▶ Task instructions
Extract each line bearing the word "以学增智".
-- Start --
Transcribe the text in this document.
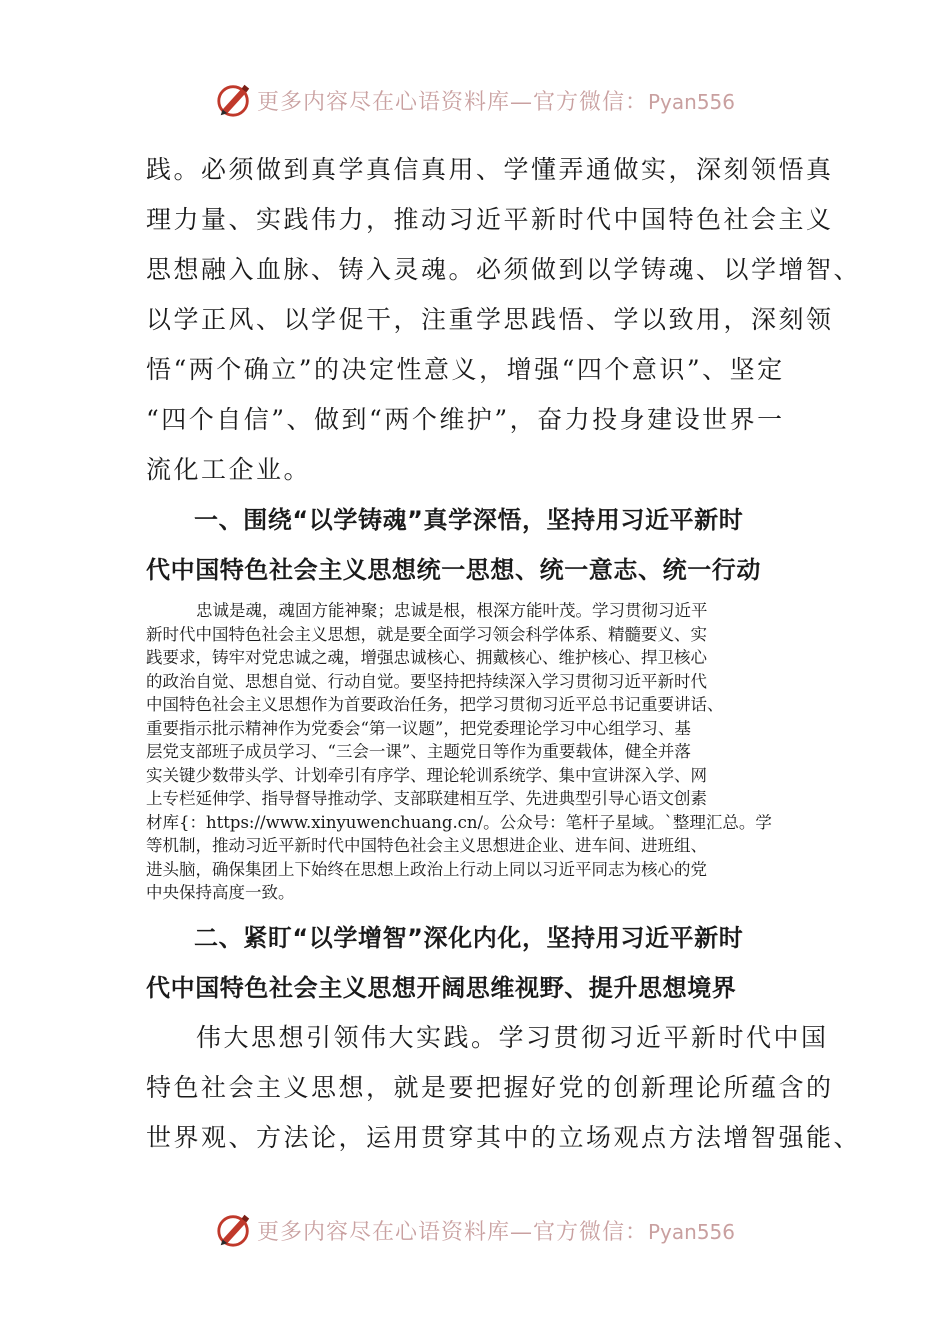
更多内容尽在心语资料库—官方微信：Pyan556

践。必须做到真学真信真用、学懂弄通做实，深刻领悟真

理力量、实践伟力，推动习近平新时代中国特色社会主义

思想融入血脉、铸入灵魂。必须做到以学铸魂、以学增智、

以学正风、以学促干，注重学思践悟、学以致用，深刻领

悟“两个确立”的决定性意义，增强“四个意识”、坚定

“四个自信”、做到“两个维护”，奋力投身建设世界一

流化工企业。

一、围绕“以学铸魂”真学深悟，坚持用习近平新时

代中国特色社会主义思想统一思想、统一意志、统一行动

忠诚是魂，魂固方能神聚；忠诚是根，根深方能叶茂。学习贯彻习近平

新时代中国特色社会主义思想，就是要全面学习领会科学体系、精髓要义、实

践要求，铸牢对党忠诚之魂，增强忠诚核心、拥戴核心、维护核心、捍卫核心

的政治自觉、思想自觉、行动自觉。要坚持把持续深入学习贯彻习近平新时代

中国特色社会主义思想作为首要政治任务，把学习贯彻习近平总书记重要讲话、

重要指示批示精神作为党委会“第一议题”，把党委理论学习中心组学习、基

层党支部班子成员学习、“三会一课”、主题党日等作为重要载体，健全并落

实关键少数带头学、计划牵引有序学、理论轮训系统学、集中宣讲深入学、网

上专栏延伸学、指导督导推动学、支部联建相互学、先进典型引导心语文创素

材库{：https://www.xinyuwenchuang.cn/。公众号：笔杆子星域。`整理汇总。学

等机制，推动习近平新时代中国特色社会主义思想进企业、进车间、进班组、

进头脑，确保集团上下始终在思想上政治上行动上同以习近平同志为核心的党

中央保持高度一致。

二、紧盯“以学增智”深化内化，坚持用习近平新时

代中国特色社会主义思想开阔思维视野、提升思想境界

伟大思想引领伟大实践。学习贯彻习近平新时代中国

特色社会主义思想，就是要把握好党的创新理论所蕴含的

世界观、方法论，运用贯穿其中的立场观点方法增智强能、

更多内容尽在心语资料库—官方微信：Pyan556
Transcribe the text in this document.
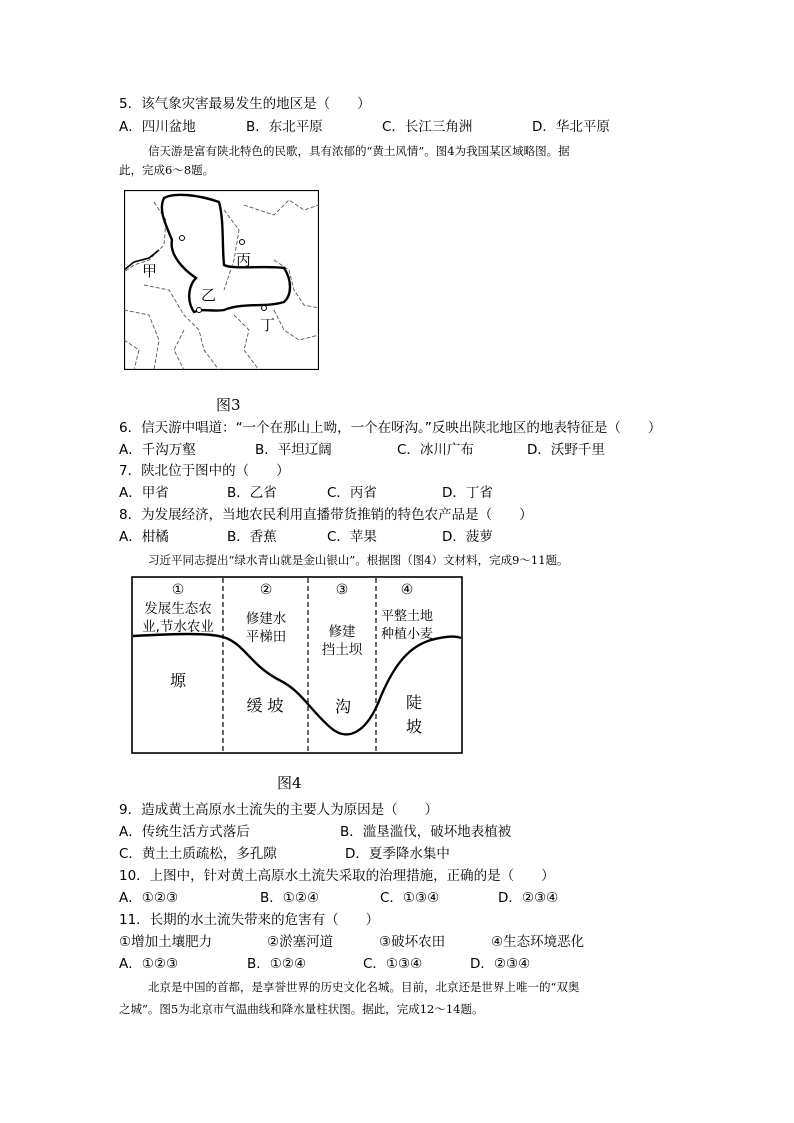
5．该气象灾害最易发生的地区是（　　）
A．四川盆地	B．东北平原	C．长江三角洲	D．华北平原
信天游是富有陕北特色的民歌，具有浓郁的“黄土风情”。图4为我国某区域略图。据
此，完成6～8题。
甲
乙
丙
丁
图3
6．信天游中唱道：“一个在那山上呦，一个在呀沟。”反映出陕北地区的地表特征是（　　）
A．千沟万壑	B．平坦辽阔	C．冰川广布	D．沃野千里
7．陕北位于图中的（　　）
A．甲省	B．乙省	C．丙省	D．丁省
8．为发展经济，当地农民利用直播带货推销的特色农产品是（　　）
A．柑橘	B．香蕉	C．苹果	D．菠萝
习近平同志提出“绿水青山就是金山银山”。根据图（图4）文材料，完成9～11题。
①	②	③	④
发展生态农
业,节水农业 修建水
平梯田	修建
挡土坝
平整土地
种植小麦
塬
缓 坡	沟	陡
坡
图4
9．造成黄土高原水土流失的主要人为原因是（　　）
A．传统生活方式落后	B．滥垦滥伐，破坏地表植被
C．黄土土质疏松，多孔隙	D．夏季降水集中
10．上图中，针对黄土高原水土流失采取的治理措施，正确的是（　　）
A．①②③	B．①②④	C．①③④	D．②③④
11．长期的水土流失带来的危害有（　　）
①增加土壤肥力	②淤塞河道	③破坏农田	④生态环境恶化
A．①②③	B．①②④	C．①③④	D．②③④
北京是中国的首都，是享誉世界的历史文化名城。目前，北京还是世界上唯一的“双奥
之城”。图5为北京市气温曲线和降水量柱状图。据此，完成12～14题。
-- End --
▶ Reply
思想融入血脉、铸入灵魂。必须做到以学铸魂、以学增智、
二、紧盯“以学增智”深化内化，坚持用习近平新时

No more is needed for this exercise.